── AUSZUG ZUM LESEN
Johanna Orsini und Reini Moritz in "Zell-Arzberg", inszeniert von Franz-Xaver Mayr.

Foto: Marcella Ruiz Cruz

Es ist eine feine Idee: Regisseur Franz-Xaver Mayr platziert die ehelichen Kampfsportübungen aus Werner Koflers Hörstück Zell-Arzberg. Ein Exzess auf eine Matte von Belanglosigkeiten, die das Leben so anfüllen. Vom Kofferraum bis zum Urlaub, vom Kleidungskauf bis zum Bier, vom Telefonat bis zum Herzinfarkt, alles gepackt in die Handy-Botschaft einer gewissen Sabine, die Johanna Orsini zum Auftakt der Produktion des Klagenfurter Ensembles mit jener Verwunderung zu Gehör bringt, die sich am Lebensende einstellt, wenn klar wird: Das war’s.
────
── GEZEIGTE DATEN
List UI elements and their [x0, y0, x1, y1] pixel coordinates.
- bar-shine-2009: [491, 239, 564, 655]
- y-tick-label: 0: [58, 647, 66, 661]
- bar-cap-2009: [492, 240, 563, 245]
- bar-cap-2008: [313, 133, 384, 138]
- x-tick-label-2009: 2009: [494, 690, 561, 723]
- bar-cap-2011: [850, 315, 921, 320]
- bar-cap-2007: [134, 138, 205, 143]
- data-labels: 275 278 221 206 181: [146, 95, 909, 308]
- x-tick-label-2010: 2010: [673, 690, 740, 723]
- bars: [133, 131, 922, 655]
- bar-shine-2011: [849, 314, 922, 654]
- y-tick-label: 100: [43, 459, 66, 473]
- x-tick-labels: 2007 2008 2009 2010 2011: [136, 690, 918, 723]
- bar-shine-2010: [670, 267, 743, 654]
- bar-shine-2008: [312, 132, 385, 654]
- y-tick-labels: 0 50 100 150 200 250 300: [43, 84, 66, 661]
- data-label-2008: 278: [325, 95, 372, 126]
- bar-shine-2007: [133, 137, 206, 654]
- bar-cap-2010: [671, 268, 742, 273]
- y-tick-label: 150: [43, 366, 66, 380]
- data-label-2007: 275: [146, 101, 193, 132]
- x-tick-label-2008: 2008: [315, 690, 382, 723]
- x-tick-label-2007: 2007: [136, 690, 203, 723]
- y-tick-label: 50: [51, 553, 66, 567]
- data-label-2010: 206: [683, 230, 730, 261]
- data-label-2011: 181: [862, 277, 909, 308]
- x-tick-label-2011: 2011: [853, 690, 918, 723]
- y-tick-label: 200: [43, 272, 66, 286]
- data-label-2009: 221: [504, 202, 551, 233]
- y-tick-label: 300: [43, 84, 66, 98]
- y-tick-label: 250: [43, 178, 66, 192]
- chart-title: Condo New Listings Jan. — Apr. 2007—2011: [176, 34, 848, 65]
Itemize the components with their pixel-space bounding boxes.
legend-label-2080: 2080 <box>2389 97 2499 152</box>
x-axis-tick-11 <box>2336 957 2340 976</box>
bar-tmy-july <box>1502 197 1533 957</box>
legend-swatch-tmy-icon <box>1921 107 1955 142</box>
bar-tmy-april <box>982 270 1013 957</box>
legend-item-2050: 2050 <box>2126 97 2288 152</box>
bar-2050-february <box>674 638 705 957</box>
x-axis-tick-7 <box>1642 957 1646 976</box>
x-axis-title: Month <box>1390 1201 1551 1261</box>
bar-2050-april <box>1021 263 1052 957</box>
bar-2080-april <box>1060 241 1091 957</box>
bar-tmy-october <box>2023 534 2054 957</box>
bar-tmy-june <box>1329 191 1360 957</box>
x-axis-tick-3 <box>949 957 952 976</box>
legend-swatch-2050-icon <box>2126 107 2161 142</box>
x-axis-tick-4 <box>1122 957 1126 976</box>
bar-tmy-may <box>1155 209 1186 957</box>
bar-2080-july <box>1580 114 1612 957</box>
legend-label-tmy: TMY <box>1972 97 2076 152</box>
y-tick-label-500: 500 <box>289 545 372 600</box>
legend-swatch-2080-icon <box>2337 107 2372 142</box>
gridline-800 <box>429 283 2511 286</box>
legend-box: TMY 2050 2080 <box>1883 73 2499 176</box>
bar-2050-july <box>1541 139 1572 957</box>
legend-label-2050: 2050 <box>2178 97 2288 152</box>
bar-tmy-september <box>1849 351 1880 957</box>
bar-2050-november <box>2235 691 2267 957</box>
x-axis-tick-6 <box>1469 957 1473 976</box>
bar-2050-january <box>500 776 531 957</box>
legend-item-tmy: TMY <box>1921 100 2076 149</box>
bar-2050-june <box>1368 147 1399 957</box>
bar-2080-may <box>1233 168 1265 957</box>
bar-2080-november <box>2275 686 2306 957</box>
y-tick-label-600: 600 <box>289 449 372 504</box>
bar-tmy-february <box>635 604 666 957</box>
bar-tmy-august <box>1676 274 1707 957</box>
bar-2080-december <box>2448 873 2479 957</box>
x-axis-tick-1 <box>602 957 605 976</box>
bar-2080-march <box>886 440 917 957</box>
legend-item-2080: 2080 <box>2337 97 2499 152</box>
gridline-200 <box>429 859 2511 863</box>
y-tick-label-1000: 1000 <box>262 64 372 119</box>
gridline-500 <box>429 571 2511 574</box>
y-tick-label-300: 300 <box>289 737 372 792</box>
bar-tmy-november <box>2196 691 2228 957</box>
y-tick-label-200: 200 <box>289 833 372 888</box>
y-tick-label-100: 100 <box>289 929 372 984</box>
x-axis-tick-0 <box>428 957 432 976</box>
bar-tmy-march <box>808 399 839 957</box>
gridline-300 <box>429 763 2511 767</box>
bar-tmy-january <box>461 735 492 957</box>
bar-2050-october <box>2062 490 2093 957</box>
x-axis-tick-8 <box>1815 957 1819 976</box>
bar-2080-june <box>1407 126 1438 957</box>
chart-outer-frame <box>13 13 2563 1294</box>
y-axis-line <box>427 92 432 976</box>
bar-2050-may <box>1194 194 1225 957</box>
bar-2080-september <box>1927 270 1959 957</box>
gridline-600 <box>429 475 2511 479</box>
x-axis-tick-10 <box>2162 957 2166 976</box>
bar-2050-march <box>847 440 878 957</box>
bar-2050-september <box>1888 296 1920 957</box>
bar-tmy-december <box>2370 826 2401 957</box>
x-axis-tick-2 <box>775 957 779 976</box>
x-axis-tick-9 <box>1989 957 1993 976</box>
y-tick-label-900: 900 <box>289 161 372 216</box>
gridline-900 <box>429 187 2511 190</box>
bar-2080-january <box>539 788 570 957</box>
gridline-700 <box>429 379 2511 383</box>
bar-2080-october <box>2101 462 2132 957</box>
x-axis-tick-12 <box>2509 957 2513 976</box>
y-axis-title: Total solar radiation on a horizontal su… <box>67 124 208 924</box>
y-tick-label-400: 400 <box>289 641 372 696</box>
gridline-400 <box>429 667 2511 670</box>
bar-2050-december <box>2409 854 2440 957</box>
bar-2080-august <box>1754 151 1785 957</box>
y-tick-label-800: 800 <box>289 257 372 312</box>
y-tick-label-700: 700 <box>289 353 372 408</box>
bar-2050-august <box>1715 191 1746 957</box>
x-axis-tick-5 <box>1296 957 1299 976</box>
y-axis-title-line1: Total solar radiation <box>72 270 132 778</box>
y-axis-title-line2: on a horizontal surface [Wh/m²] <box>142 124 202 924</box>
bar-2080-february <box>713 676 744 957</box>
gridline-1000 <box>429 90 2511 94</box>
────
(AUFGABEN):
1. Von wem stammt laut dem Auszug über „Zell-Arzberg“ das Hörstück, das hier gespielt wird?
2. Beschreibe mit den Worten aus dem Auszug über „Zell-Arzberg“, mit welcher Art von Verwunderung Johanna Orsini die Handy-Botschaft von Sabine vorträgt.
3. Fasse den Auszug über „Zell-Arzberg“ in zwei Sätzen zusammen.
Die Daten braucht man hier nicht.

(LÖSUNGEN):
1. Von Werner Kofler.

2. Sie trägt die Botschaft mit der Verwunderung vor, die sich am Lebensende einstellt. Das ist der Moment, in dem klar wird: Das war’s.

3. Der Auszug stellt Franz-Xaver Mayrs Inszenierung von Werner Koflers Hörstück „Zell-Arzberg“ vor, in der Johanna Orsini und Reini Moritz spielen, und nennt Mayrs Einfall eine feine Idee. Zum Auftakt der Produktion des Klagenfurter Ensembles trägt Orsini die Handy-Botschaft einer gewissen Sabine vor, in die alles vom Kofferraum bis zum Herzinfarkt gepackt ist.